— Start Material for the task —

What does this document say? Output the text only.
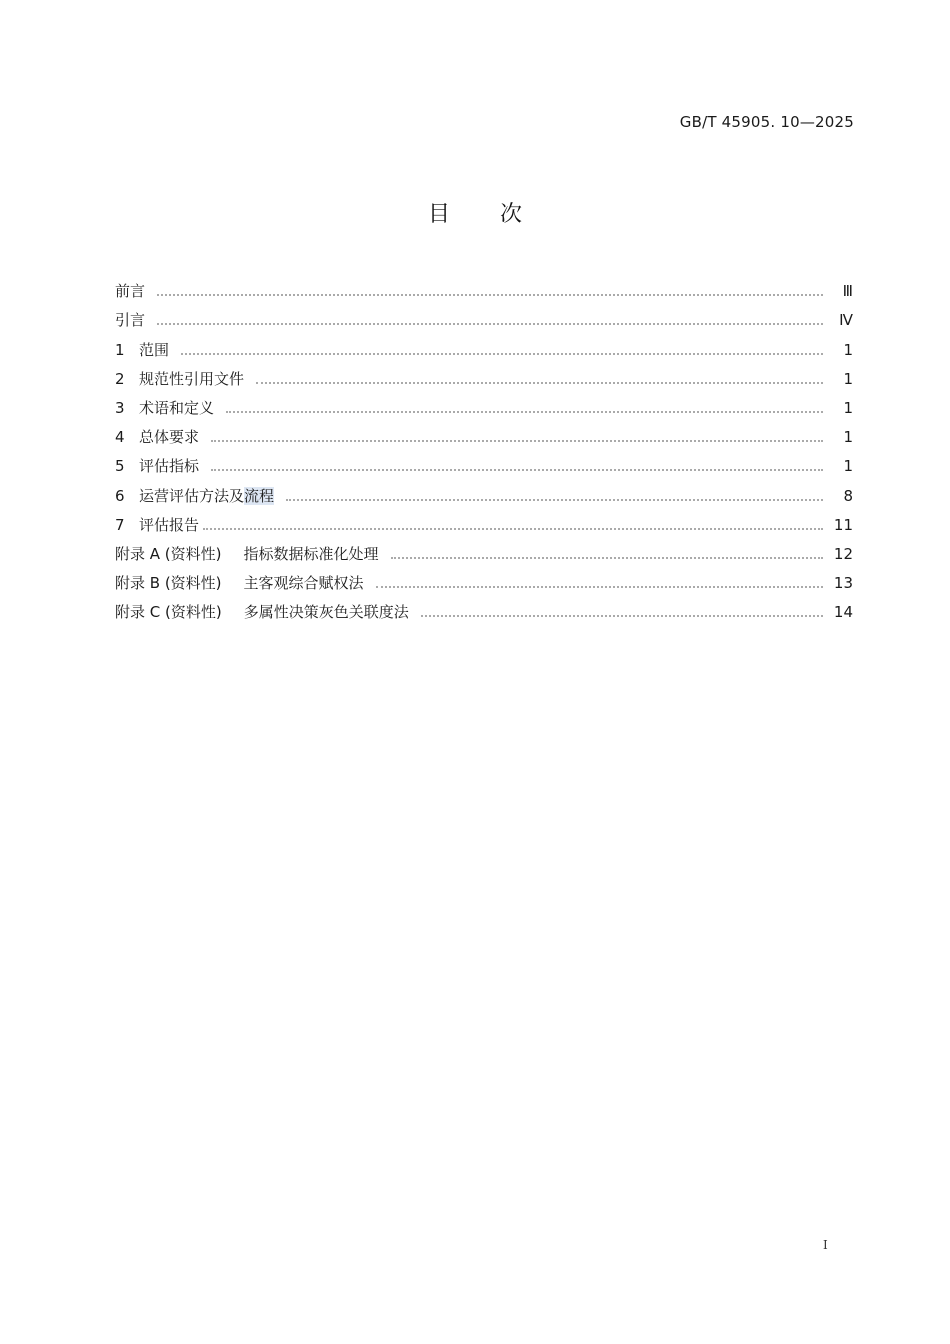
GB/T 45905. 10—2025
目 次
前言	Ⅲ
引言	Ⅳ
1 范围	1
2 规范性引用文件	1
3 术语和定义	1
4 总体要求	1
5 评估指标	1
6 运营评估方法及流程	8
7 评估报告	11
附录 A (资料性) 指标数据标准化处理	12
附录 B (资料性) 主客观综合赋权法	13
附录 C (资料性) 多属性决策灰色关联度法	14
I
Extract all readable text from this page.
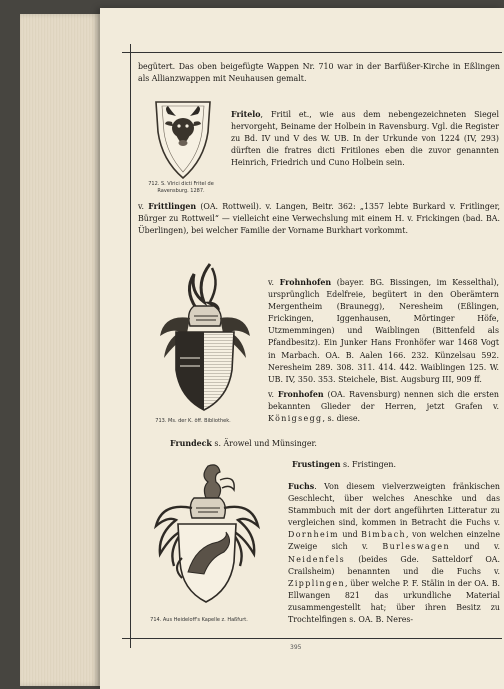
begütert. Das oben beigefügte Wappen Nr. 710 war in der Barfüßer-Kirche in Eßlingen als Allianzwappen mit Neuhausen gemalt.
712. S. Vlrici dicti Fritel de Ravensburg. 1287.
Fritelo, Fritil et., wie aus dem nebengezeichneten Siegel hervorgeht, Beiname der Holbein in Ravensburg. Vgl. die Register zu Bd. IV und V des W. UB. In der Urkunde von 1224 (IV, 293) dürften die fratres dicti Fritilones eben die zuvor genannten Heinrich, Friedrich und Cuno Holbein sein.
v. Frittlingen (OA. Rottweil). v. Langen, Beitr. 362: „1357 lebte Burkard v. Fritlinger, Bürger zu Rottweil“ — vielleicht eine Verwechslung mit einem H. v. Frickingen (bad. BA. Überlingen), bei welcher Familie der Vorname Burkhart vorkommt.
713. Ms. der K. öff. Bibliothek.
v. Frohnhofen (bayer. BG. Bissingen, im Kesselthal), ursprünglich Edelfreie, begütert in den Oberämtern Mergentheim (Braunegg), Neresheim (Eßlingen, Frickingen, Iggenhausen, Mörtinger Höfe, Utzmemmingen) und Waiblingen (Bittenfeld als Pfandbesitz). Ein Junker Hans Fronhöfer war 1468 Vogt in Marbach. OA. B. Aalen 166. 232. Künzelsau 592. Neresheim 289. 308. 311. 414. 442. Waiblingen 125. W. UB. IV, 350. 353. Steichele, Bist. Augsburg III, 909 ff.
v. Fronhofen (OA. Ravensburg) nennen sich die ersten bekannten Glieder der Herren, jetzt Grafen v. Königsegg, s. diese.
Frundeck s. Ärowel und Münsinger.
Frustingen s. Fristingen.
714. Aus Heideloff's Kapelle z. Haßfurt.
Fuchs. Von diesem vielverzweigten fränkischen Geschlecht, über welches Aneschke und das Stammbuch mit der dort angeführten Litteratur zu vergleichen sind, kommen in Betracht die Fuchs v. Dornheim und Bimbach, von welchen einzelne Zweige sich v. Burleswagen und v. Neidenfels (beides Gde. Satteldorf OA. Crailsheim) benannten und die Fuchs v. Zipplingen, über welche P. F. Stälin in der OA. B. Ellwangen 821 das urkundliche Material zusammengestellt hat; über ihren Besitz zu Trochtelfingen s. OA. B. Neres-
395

— End Material for the task —

> Requirements
Reproduce the entries above without change, omitting all pictures.

> Answer to this task
What does this document say? Output the text only.
GB/T 45905. 10—2025
目 次
前言	Ⅲ
引言	Ⅳ
1 范围	1
2 规范性引用文件	1
3 术语和定义	1
4 总体要求	1
5 评估指标	1
6 运营评估方法及流程	8
7 评估报告	11
附录 A (资料性) 指标数据标准化处理	12
附录 B (资料性) 主客观综合赋权法	13
附录 C (资料性) 多属性决策灰色关联度法	14
I
Extract all readable text from this page.
begütert. Das oben beigefügte Wappen Nr. 710 war in der Barfüßer-Kirche in Eßlingen als Allianzwappen mit Neuhausen gemalt.
712. S. Vlrici dicti Fritel de Ravensburg. 1287.
Fritelo, Fritil et., wie aus dem nebengezeichneten Siegel hervorgeht, Beiname der Holbein in Ravensburg. Vgl. die Register zu Bd. IV und V des W. UB. In der Urkunde von 1224 (IV, 293) dürften die fratres dicti Fritilones eben die zuvor genannten Heinrich, Friedrich und Cuno Holbein sein.
v. Frittlingen (OA. Rottweil). v. Langen, Beitr. 362: „1357 lebte Burkard v. Fritlinger, Bürger zu Rottweil“ — vielleicht eine Verwechslung mit einem H. v. Frickingen (bad. BA. Überlingen), bei welcher Familie der Vorname Burkhart vorkommt.
713. Ms. der K. öff. Bibliothek.
v. Frohnhofen (bayer. BG. Bissingen, im Kesselthal), ursprünglich Edelfreie, begütert in den Oberämtern Mergentheim (Braunegg), Neresheim (Eßlingen, Frickingen, Iggenhausen, Mörtinger Höfe, Utzmemmingen) und Waiblingen (Bittenfeld als Pfandbesitz). Ein Junker Hans Fronhöfer war 1468 Vogt in Marbach. OA. B. Aalen 166. 232. Künzelsau 592. Neresheim 289. 308. 311. 414. 442. Waiblingen 125. W. UB. IV, 350. 353. Steichele, Bist. Augsburg III, 909 ff.
v. Fronhofen (OA. Ravensburg) nennen sich die ersten bekannten Glieder der Herren, jetzt Grafen v. Königsegg, s. diese.
Frundeck s. Ärowel und Münsinger.
Frustingen s. Fristingen.
714. Aus Heideloff's Kapelle z. Haßfurt.
Fuchs. Von diesem vielverzweigten fränkischen Geschlecht, über welches Aneschke und das Stammbuch mit der dort angeführten Litteratur zu vergleichen sind, kommen in Betracht die Fuchs v. Dornheim und Bimbach, von welchen einzelne Zweige sich v. Burleswagen und v. Neidenfels (beides Gde. Satteldorf OA. Crailsheim) benannten und die Fuchs v. Zipplingen, über welche P. F. Stälin in der OA. B. Ellwangen 821 das urkundliche Material zusammengestellt hat; über ihren Besitz zu Trochtelfingen s. OA. B. Neres-
395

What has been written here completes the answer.